Aim of the task
Rewrite the lines below so that every "row-ved" becomes "row-agency", leaving everything else unchanged.

Dataset records
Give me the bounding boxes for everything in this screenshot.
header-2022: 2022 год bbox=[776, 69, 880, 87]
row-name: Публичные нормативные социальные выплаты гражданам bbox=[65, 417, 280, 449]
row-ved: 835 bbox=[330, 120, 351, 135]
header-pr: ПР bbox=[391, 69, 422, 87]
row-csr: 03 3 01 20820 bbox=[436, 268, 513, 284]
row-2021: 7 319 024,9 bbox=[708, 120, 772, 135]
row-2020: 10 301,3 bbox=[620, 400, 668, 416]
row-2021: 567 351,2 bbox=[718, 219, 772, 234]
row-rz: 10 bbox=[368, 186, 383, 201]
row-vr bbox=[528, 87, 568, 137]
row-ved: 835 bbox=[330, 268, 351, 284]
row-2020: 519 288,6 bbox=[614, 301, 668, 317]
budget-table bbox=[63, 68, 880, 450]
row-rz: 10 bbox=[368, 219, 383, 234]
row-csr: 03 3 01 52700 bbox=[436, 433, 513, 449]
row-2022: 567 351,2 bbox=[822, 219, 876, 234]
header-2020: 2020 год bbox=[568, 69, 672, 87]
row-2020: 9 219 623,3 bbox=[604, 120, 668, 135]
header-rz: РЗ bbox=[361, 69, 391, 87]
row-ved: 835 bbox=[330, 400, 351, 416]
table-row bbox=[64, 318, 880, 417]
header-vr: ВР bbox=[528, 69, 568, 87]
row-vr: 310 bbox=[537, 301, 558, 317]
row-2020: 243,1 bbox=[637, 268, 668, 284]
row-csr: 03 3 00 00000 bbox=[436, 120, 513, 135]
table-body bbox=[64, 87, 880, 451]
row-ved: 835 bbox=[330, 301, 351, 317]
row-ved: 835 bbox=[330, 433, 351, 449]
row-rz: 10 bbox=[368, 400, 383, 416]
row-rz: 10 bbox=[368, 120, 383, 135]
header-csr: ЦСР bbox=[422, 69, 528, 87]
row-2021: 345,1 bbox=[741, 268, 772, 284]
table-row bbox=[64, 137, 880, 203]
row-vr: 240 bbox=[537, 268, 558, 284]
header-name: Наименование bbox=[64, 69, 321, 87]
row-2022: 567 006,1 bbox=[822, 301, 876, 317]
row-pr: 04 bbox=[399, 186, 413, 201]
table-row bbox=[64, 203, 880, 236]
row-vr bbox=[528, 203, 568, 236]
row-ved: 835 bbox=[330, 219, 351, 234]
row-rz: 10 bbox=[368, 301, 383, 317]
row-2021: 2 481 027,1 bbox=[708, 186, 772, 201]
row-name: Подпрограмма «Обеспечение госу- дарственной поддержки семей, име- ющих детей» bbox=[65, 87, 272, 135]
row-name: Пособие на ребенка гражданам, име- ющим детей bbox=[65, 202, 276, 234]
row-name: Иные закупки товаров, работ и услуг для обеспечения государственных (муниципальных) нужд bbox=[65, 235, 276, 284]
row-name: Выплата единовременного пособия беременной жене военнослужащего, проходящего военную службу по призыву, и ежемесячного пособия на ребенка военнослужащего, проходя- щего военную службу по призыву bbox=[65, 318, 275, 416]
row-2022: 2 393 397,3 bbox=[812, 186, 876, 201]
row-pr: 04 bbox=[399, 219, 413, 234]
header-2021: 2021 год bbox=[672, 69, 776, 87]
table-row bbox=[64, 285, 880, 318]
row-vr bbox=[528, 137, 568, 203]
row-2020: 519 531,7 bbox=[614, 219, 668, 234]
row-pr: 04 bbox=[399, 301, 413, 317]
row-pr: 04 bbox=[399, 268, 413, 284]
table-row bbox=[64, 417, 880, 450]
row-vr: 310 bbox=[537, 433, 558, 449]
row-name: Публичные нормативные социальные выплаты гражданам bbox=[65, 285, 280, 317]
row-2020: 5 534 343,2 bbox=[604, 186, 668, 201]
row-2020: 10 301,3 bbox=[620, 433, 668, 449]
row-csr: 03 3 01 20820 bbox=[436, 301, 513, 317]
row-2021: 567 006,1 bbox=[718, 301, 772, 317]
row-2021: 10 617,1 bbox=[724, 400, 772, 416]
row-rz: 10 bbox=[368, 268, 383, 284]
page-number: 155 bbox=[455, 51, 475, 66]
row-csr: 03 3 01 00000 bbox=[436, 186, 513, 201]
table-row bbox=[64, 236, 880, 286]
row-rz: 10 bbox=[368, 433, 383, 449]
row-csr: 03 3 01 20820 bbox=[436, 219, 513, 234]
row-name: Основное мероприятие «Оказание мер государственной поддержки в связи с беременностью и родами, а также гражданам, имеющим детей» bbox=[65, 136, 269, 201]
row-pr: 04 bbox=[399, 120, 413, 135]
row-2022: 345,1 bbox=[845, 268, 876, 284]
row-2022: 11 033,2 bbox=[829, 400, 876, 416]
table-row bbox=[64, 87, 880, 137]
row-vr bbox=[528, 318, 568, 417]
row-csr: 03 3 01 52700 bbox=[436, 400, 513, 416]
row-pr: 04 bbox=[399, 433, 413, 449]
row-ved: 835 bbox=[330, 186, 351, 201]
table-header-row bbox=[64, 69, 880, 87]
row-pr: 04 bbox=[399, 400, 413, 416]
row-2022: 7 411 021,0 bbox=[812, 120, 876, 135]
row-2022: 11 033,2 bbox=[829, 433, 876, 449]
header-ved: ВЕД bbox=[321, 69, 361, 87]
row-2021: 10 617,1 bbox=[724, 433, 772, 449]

Exercise response
Give me the bounding boxes for everything in this screenshot.
header-2022: 2022 год bbox=[776, 69, 880, 87]
row-name: Публичные нормативные социальные выплаты гражданам bbox=[65, 417, 280, 449]
row-agency: 835 bbox=[330, 120, 351, 135]
header-pr: ПР bbox=[391, 69, 422, 87]
row-csr: 03 3 01 20820 bbox=[436, 268, 513, 284]
row-2021: 7 319 024,9 bbox=[708, 120, 772, 135]
row-2020: 10 301,3 bbox=[620, 400, 668, 416]
row-2021: 567 351,2 bbox=[718, 219, 772, 234]
row-rz: 10 bbox=[368, 186, 383, 201]
row-vr bbox=[528, 87, 568, 137]
row-agency: 835 bbox=[330, 268, 351, 284]
row-2020: 519 288,6 bbox=[614, 301, 668, 317]
budget-table bbox=[63, 68, 880, 450]
row-rz: 10 bbox=[368, 219, 383, 234]
row-csr: 03 3 01 52700 bbox=[436, 433, 513, 449]
row-2022: 567 351,2 bbox=[822, 219, 876, 234]
header-2020: 2020 год bbox=[568, 69, 672, 87]
row-2020: 9 219 623,3 bbox=[604, 120, 668, 135]
header-rz: РЗ bbox=[361, 69, 391, 87]
row-agency: 835 bbox=[330, 400, 351, 416]
table-row bbox=[64, 318, 880, 417]
header-vr: ВР bbox=[528, 69, 568, 87]
row-vr: 310 bbox=[537, 301, 558, 317]
row-2020: 243,1 bbox=[637, 268, 668, 284]
row-csr: 03 3 00 00000 bbox=[436, 120, 513, 135]
table-body bbox=[64, 87, 880, 451]
row-agency: 835 bbox=[330, 301, 351, 317]
row-agency: 835 bbox=[330, 433, 351, 449]
row-rz: 10 bbox=[368, 400, 383, 416]
row-rz: 10 bbox=[368, 120, 383, 135]
header-csr: ЦСР bbox=[422, 69, 528, 87]
row-2021: 345,1 bbox=[741, 268, 772, 284]
table-row bbox=[64, 137, 880, 203]
row-vr: 240 bbox=[537, 268, 558, 284]
header-name: Наименование bbox=[64, 69, 321, 87]
row-2022: 567 006,1 bbox=[822, 301, 876, 317]
row-pr: 04 bbox=[399, 186, 413, 201]
table-row bbox=[64, 203, 880, 236]
row-vr bbox=[528, 203, 568, 236]
row-agency: 835 bbox=[330, 219, 351, 234]
row-rz: 10 bbox=[368, 301, 383, 317]
row-2021: 2 481 027,1 bbox=[708, 186, 772, 201]
row-name: Подпрограмма «Обеспечение госу- дарственной поддержки семей, име- ющих детей» bbox=[65, 87, 272, 135]
row-name: Пособие на ребенка гражданам, име- ющим детей bbox=[65, 202, 276, 234]
row-name: Иные закупки товаров, работ и услуг для обеспечения государственных (муниципальных) нужд bbox=[65, 235, 276, 284]
row-name: Выплата единовременного пособия беременной жене военнослужащего, проходящего военную службу по призыву, и ежемесячного пособия на ребенка военнослужащего, проходя- щего военную службу по призыву bbox=[65, 318, 275, 416]
row-2022: 2 393 397,3 bbox=[812, 186, 876, 201]
row-pr: 04 bbox=[399, 219, 413, 234]
header-2021: 2021 год bbox=[672, 69, 776, 87]
table-row bbox=[64, 285, 880, 318]
row-vr bbox=[528, 137, 568, 203]
row-2020: 519 531,7 bbox=[614, 219, 668, 234]
row-pr: 04 bbox=[399, 301, 413, 317]
row-pr: 04 bbox=[399, 268, 413, 284]
table-row bbox=[64, 417, 880, 450]
row-vr: 310 bbox=[537, 433, 558, 449]
row-name: Публичные нормативные социальные выплаты гражданам bbox=[65, 285, 280, 317]
row-2020: 5 534 343,2 bbox=[604, 186, 668, 201]
row-2020: 10 301,3 bbox=[620, 433, 668, 449]
row-csr: 03 3 01 20820 bbox=[436, 301, 513, 317]
row-2021: 567 006,1 bbox=[718, 301, 772, 317]
row-2021: 10 617,1 bbox=[724, 400, 772, 416]
row-rz: 10 bbox=[368, 268, 383, 284]
page-number: 155 bbox=[455, 51, 475, 66]
row-csr: 03 3 01 00000 bbox=[436, 186, 513, 201]
table-row bbox=[64, 236, 880, 286]
row-rz: 10 bbox=[368, 433, 383, 449]
row-csr: 03 3 01 20820 bbox=[436, 219, 513, 234]
row-name: Основное мероприятие «Оказание мер государственной поддержки в связи с беременностью и родами, а также гражданам, имеющим детей» bbox=[65, 136, 269, 201]
row-pr: 04 bbox=[399, 120, 413, 135]
row-2022: 345,1 bbox=[845, 268, 876, 284]
row-2022: 11 033,2 bbox=[829, 400, 876, 416]
table-row bbox=[64, 87, 880, 137]
row-vr bbox=[528, 318, 568, 417]
row-csr: 03 3 01 52700 bbox=[436, 400, 513, 416]
row-pr: 04 bbox=[399, 433, 413, 449]
row-agency: 835 bbox=[330, 186, 351, 201]
table-header-row bbox=[64, 69, 880, 87]
row-pr: 04 bbox=[399, 400, 413, 416]
row-2022: 7 411 021,0 bbox=[812, 120, 876, 135]
row-2022: 11 033,2 bbox=[829, 433, 876, 449]
header-ved: ВЕД bbox=[321, 69, 361, 87]
row-2021: 10 617,1 bbox=[724, 433, 772, 449]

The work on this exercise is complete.